(Dataset entries)
----

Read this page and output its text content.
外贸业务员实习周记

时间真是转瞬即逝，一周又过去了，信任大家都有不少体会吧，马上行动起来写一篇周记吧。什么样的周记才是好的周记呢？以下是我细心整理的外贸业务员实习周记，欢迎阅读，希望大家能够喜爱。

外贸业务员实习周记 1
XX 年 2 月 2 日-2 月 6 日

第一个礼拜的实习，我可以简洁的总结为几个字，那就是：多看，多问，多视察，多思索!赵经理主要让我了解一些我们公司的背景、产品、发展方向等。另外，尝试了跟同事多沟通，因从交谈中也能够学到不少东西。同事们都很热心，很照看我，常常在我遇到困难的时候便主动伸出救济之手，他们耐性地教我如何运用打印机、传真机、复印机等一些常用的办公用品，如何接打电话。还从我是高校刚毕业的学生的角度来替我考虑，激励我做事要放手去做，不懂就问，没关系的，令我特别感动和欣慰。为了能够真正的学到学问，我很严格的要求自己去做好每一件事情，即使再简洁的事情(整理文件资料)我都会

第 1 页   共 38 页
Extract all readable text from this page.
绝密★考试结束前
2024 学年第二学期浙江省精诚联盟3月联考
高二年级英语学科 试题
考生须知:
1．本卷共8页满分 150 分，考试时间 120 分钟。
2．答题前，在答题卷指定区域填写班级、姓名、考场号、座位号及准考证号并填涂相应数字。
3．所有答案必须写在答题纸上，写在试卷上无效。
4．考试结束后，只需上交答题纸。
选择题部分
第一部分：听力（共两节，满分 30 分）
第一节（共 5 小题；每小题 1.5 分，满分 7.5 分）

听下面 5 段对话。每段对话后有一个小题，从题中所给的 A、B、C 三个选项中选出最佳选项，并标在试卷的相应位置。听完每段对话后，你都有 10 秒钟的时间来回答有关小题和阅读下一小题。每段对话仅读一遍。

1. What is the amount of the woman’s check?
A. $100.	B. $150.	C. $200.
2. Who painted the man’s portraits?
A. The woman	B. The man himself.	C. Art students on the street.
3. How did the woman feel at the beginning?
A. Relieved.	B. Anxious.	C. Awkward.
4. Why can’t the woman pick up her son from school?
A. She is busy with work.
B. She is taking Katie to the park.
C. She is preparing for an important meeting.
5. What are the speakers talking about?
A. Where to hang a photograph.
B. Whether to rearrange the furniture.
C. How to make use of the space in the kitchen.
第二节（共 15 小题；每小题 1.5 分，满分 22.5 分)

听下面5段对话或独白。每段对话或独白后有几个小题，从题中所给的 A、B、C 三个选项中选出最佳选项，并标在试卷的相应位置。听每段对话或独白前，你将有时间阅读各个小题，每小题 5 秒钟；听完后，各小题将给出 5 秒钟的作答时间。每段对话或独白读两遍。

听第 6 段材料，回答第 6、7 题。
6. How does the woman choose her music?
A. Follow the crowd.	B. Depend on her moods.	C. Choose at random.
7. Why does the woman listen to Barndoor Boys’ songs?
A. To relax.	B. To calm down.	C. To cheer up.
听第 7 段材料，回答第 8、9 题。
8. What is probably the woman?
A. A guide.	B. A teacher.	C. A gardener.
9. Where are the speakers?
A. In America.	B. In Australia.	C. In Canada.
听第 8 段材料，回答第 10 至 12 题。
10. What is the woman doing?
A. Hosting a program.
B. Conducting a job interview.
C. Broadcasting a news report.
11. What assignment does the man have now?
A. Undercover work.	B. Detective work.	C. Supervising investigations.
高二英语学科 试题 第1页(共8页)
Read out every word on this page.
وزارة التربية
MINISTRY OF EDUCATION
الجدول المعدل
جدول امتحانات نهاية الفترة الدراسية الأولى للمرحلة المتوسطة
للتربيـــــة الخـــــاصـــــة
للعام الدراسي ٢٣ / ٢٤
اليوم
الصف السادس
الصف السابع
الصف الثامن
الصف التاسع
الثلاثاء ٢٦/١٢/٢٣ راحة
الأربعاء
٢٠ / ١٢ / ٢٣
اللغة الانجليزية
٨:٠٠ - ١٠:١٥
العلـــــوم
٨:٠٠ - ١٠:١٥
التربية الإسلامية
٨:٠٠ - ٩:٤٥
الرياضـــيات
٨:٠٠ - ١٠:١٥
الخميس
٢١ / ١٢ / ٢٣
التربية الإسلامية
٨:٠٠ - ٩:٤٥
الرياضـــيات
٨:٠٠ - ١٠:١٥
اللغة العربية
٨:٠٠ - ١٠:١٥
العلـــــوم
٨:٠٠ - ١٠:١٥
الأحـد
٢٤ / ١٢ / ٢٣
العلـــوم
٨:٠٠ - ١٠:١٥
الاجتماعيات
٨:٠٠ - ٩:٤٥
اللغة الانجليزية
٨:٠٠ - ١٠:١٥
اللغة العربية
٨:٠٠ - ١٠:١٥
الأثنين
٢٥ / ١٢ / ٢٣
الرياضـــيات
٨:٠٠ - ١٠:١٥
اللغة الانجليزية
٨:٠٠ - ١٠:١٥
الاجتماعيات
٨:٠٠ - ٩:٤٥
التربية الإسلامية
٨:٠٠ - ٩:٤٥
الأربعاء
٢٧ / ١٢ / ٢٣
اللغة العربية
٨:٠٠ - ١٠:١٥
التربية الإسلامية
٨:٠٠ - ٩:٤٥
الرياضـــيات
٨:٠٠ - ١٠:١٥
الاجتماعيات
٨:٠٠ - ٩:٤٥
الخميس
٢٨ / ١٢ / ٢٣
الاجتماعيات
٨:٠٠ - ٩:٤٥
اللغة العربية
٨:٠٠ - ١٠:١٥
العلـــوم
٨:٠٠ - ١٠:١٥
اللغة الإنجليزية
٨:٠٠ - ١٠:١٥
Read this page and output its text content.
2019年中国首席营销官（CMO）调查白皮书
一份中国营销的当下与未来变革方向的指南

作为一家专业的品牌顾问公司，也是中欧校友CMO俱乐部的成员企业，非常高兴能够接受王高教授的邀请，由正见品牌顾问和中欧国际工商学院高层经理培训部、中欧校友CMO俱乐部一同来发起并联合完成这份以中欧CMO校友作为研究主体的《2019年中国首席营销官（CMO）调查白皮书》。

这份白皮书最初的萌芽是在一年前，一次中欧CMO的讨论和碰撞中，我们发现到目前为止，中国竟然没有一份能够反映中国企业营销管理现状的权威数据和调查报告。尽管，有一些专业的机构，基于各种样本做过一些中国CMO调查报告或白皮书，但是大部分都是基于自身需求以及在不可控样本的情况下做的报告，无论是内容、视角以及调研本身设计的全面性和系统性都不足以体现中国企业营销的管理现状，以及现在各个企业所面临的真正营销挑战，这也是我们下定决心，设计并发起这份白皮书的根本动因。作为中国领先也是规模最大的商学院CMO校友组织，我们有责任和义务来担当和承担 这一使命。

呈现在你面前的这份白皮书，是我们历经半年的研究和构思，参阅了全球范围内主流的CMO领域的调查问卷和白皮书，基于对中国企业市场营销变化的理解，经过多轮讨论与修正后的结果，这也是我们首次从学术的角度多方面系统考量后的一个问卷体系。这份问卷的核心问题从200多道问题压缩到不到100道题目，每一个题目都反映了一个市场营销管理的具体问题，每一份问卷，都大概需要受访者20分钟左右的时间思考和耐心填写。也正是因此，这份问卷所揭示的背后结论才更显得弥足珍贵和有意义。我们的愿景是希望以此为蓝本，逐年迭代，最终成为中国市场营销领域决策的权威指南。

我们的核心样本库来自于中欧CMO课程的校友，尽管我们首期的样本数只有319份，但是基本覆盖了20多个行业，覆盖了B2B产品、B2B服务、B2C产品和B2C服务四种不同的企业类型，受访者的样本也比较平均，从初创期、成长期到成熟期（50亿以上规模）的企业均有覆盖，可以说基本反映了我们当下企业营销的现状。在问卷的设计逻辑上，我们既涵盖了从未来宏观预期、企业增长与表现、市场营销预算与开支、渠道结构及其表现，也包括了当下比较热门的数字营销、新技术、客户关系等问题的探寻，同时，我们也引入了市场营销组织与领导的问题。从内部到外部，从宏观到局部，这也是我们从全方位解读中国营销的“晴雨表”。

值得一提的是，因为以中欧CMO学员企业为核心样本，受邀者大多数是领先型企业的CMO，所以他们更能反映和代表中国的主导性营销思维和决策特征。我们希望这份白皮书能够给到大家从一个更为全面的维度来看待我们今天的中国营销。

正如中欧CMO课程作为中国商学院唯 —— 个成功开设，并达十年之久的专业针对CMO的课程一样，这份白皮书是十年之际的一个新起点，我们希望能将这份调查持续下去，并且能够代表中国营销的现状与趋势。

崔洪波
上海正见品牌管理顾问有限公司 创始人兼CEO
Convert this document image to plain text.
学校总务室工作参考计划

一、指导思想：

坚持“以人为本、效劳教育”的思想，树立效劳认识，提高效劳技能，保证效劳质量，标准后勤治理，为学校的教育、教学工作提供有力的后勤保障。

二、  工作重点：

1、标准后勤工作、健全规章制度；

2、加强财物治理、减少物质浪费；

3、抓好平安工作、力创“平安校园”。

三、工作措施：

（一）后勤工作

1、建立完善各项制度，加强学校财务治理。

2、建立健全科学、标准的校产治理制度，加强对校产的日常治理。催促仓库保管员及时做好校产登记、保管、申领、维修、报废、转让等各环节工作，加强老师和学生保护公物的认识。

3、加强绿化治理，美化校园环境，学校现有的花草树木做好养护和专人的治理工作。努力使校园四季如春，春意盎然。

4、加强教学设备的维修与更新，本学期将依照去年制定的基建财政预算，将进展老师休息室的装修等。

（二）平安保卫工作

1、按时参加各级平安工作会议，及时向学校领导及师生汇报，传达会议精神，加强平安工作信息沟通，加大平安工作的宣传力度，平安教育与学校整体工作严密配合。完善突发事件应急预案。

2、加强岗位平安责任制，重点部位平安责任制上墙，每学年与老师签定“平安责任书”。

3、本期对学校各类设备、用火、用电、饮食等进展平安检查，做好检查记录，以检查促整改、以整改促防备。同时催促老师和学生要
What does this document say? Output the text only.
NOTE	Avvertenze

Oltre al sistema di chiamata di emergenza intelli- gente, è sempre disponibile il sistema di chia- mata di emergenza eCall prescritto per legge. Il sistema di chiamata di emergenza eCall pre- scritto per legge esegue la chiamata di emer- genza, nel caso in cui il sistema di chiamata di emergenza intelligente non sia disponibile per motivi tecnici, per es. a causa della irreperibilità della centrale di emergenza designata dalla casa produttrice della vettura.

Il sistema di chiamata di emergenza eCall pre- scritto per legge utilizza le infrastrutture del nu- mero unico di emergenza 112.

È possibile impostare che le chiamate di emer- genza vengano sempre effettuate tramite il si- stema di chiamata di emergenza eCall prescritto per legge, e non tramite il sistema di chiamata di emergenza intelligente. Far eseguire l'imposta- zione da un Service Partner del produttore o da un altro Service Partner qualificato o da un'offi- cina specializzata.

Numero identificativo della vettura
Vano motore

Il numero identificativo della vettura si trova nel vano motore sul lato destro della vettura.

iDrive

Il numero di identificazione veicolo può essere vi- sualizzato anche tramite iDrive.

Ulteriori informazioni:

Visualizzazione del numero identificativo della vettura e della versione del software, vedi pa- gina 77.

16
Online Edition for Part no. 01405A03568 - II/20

----

■ TASK STATEMENT ■
Return every line above in which the string "this" occurs.

■ RESPONSE BELOW ■
Read this page and output its text content.
Extract all readable text from this page.
Read out every word on this page.
Read this page and output its text content.
Convert this document image to plain text.
What does this document say? Output the text only.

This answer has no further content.